| DIRECTION |
Copy the material from its first line up to and including the line containing "The dongle 634 is at (672, 615).", swapping "pushes" for "streams" and leaving everything else unchanged.

◇ ◇ ◇ ◇ ◇

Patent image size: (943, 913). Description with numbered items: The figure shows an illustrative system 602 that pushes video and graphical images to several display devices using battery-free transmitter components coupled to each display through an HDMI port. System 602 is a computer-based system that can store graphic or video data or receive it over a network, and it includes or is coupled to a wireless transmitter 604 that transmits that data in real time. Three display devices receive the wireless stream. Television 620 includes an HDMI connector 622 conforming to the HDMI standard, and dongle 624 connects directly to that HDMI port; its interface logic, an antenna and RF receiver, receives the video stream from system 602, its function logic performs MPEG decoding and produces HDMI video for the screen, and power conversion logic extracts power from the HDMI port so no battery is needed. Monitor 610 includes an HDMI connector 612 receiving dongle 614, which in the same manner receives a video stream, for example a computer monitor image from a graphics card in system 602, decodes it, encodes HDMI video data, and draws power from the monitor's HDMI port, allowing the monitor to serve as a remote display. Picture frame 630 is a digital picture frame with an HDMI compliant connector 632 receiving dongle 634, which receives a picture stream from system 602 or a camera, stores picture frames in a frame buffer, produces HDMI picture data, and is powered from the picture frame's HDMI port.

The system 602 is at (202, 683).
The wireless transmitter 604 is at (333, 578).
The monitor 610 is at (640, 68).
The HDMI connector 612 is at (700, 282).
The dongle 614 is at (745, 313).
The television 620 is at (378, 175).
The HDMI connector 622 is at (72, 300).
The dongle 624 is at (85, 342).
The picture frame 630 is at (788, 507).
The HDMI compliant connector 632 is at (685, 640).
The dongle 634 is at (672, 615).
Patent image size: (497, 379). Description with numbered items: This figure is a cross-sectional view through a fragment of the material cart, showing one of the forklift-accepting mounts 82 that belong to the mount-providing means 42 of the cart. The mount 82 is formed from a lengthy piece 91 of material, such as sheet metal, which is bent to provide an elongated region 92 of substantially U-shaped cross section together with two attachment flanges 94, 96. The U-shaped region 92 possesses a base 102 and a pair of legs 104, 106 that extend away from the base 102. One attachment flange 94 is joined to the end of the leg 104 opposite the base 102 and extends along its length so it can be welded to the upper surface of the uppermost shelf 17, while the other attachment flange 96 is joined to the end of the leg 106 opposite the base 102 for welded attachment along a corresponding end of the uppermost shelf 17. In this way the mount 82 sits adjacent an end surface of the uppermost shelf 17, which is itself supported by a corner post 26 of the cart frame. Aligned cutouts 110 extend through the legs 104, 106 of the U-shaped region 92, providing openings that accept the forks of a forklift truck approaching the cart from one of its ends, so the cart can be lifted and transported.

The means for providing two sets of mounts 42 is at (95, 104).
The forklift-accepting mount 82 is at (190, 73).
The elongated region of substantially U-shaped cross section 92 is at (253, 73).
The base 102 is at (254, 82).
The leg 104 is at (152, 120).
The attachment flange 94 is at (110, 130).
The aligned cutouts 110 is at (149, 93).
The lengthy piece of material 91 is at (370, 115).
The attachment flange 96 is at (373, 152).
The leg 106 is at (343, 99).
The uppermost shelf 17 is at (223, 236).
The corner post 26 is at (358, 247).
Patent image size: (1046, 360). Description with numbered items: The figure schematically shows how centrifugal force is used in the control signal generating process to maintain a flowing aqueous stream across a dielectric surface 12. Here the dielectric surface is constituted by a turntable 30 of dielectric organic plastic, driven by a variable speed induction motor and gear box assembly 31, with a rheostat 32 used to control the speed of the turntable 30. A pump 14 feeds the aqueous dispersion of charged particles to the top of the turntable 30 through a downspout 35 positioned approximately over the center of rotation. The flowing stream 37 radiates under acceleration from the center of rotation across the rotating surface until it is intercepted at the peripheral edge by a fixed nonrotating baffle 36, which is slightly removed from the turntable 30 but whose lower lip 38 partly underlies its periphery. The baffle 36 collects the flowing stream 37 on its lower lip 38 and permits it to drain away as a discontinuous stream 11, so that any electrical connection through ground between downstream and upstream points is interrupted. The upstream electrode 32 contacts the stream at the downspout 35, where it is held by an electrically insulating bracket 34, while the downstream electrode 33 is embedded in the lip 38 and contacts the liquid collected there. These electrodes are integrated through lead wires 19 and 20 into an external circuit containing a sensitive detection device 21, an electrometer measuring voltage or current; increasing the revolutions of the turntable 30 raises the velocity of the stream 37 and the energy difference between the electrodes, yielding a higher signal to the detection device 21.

◇ ◇ ◇ ◇ ◇

| FINAL RESULT |
Patent image size: (943, 913). Description with numbered items: The figure shows an illustrative system 602 that streams video and graphical images to several display devices using battery-free transmitter components coupled to each display through an HDMI port. System 602 is a computer-based system that can store graphic or video data or receive it over a network, and it includes or is coupled to a wireless transmitter 604 that transmits that data in real time. Three display devices receive the wireless stream. Television 620 includes an HDMI connector 622 conforming to the HDMI standard, and dongle 624 connects directly to that HDMI port; its interface logic, an antenna and RF receiver, receives the video stream from system 602, its function logic performs MPEG decoding and produces HDMI video for the screen, and power conversion logic extracts power from the HDMI port so no battery is needed. Monitor 610 includes an HDMI connector 612 receiving dongle 614, which in the same manner receives a video stream, for example a computer monitor image from a graphics card in system 602, decodes it, encodes HDMI video data, and draws power from the monitor's HDMI port, allowing the monitor to serve as a remote display. Picture frame 630 is a digital picture frame with an HDMI compliant connector 632 receiving dongle 634, which receives a picture stream from system 602 or a camera, stores picture frames in a frame buffer, produces HDMI picture data, and is powered from the picture frame's HDMI port.

The system 602 is at (202, 683).
The wireless transmitter 604 is at (333, 578).
The monitor 610 is at (640, 68).
The HDMI connector 612 is at (700, 282).
The dongle 614 is at (745, 313).
The television 620 is at (378, 175).
The HDMI connector 622 is at (72, 300).
The dongle 624 is at (85, 342).
The picture frame 630 is at (788, 507).
The HDMI compliant connector 632 is at (685, 640).
The dongle 634 is at (672, 615).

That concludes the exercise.